[Part of a data file]
*****
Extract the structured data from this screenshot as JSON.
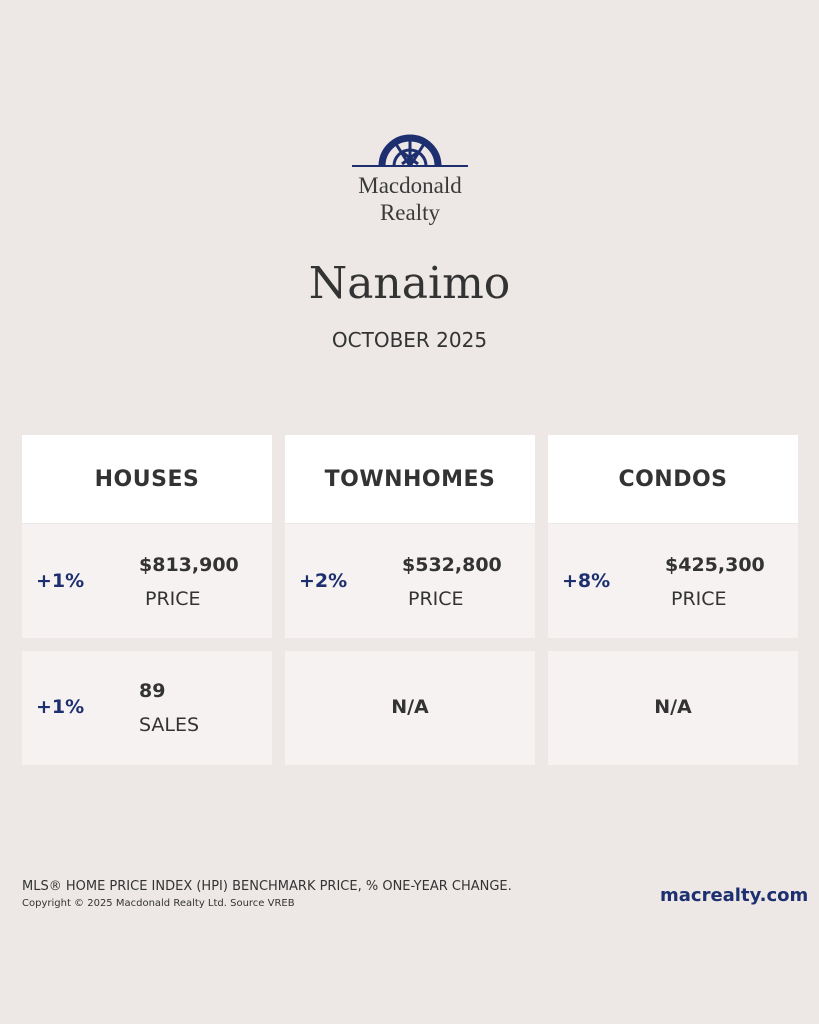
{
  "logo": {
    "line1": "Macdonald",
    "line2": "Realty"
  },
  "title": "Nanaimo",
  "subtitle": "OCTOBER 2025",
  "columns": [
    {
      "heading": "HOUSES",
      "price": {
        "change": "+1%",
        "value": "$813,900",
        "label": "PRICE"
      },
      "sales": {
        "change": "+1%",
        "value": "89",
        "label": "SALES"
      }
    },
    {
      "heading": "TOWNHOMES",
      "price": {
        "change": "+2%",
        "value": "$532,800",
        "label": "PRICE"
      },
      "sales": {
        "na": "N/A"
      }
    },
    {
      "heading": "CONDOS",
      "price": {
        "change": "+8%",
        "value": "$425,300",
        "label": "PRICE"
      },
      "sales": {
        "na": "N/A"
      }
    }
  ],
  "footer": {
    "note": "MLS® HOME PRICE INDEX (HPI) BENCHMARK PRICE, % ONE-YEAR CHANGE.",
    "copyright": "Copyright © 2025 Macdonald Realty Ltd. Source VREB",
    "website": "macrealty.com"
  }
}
*****
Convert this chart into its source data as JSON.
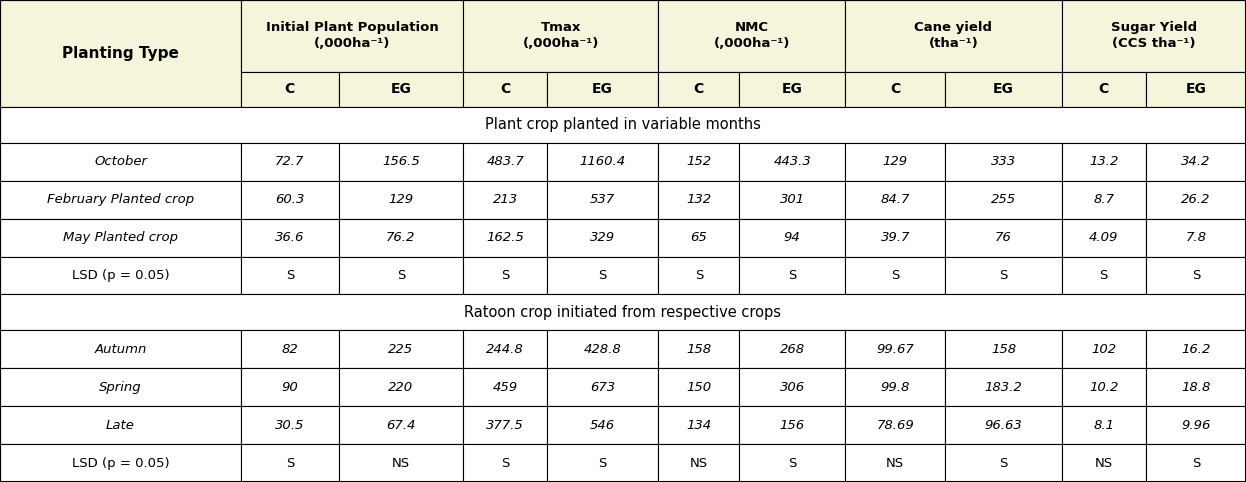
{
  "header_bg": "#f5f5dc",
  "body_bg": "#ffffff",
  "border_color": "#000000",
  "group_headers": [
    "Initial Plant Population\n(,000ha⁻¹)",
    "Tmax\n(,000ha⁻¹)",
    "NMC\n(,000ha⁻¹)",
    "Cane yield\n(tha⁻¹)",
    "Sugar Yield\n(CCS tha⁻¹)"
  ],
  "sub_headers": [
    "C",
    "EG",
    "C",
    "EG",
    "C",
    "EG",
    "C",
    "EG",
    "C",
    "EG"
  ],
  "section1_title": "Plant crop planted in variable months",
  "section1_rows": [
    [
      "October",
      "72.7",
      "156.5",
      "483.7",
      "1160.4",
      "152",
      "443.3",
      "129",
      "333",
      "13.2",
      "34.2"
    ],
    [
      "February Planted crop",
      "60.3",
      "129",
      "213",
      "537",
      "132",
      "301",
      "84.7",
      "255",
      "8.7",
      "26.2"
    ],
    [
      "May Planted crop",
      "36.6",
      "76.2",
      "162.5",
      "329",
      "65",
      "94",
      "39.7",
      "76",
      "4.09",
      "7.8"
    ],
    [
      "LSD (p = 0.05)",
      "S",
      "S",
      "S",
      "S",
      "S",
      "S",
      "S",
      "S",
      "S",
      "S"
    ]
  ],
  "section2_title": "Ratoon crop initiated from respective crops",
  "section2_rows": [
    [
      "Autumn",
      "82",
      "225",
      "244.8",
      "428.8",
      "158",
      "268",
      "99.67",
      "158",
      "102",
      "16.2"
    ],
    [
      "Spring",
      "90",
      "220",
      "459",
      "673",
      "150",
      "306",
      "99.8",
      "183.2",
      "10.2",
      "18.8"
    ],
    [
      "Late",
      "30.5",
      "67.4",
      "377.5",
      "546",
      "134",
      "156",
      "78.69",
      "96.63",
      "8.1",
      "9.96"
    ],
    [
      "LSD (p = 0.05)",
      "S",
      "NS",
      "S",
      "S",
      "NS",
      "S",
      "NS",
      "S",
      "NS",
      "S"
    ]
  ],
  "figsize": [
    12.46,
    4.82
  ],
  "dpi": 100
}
*****
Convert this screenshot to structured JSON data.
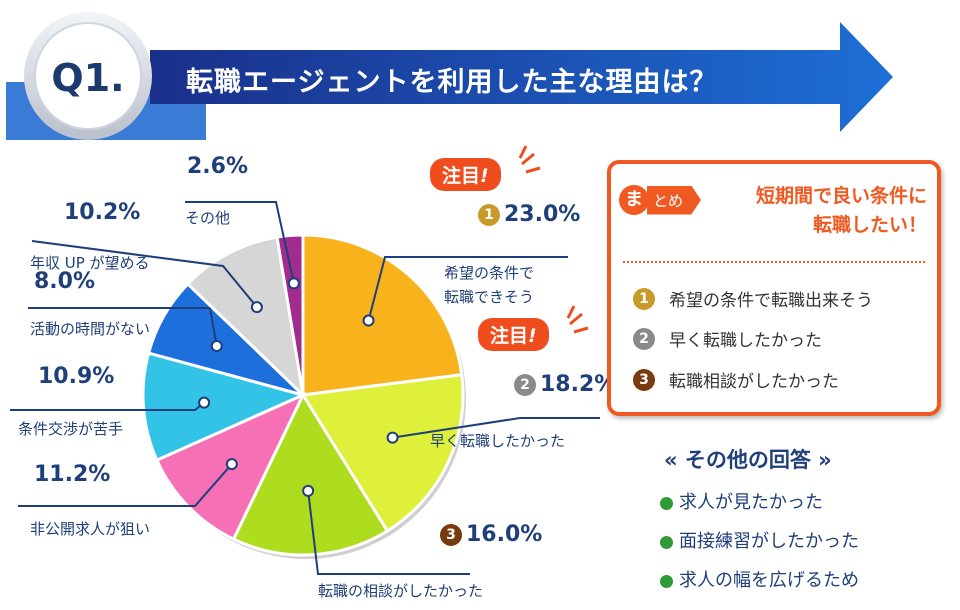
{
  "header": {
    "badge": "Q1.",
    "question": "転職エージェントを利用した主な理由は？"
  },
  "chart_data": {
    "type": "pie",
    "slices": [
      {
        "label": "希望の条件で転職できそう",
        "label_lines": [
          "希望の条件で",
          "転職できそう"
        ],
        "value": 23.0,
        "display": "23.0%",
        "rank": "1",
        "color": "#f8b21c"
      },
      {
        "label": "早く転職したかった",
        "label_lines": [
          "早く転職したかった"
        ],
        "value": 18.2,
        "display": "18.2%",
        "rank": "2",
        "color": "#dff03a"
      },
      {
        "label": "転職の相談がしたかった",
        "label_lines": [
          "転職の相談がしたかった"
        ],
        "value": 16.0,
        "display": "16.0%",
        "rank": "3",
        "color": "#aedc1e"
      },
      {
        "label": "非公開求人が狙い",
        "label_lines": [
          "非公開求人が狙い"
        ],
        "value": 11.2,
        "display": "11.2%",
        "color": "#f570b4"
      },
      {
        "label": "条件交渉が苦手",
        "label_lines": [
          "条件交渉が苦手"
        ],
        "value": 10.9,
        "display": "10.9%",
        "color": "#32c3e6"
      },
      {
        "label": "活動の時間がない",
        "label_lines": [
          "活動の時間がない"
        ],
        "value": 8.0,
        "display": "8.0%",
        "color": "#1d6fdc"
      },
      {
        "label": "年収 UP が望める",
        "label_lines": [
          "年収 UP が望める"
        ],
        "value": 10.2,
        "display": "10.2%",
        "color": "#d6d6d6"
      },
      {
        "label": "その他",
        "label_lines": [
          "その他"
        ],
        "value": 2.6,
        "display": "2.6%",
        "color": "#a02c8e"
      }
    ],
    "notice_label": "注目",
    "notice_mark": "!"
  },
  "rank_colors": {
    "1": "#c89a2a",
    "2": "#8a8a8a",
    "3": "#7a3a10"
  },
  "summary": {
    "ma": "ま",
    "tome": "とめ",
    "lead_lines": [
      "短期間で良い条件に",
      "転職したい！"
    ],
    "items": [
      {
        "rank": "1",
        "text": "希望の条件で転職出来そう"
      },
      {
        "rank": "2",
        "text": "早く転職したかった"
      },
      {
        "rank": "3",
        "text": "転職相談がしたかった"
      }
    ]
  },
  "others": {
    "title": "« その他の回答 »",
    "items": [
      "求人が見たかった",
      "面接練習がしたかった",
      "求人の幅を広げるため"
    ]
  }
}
*****
__GIVEN INSTRUCTION__.
How many lines in the listing above contain the string "from"? Answer with the number only.

__CORRECT ANSWER__.
2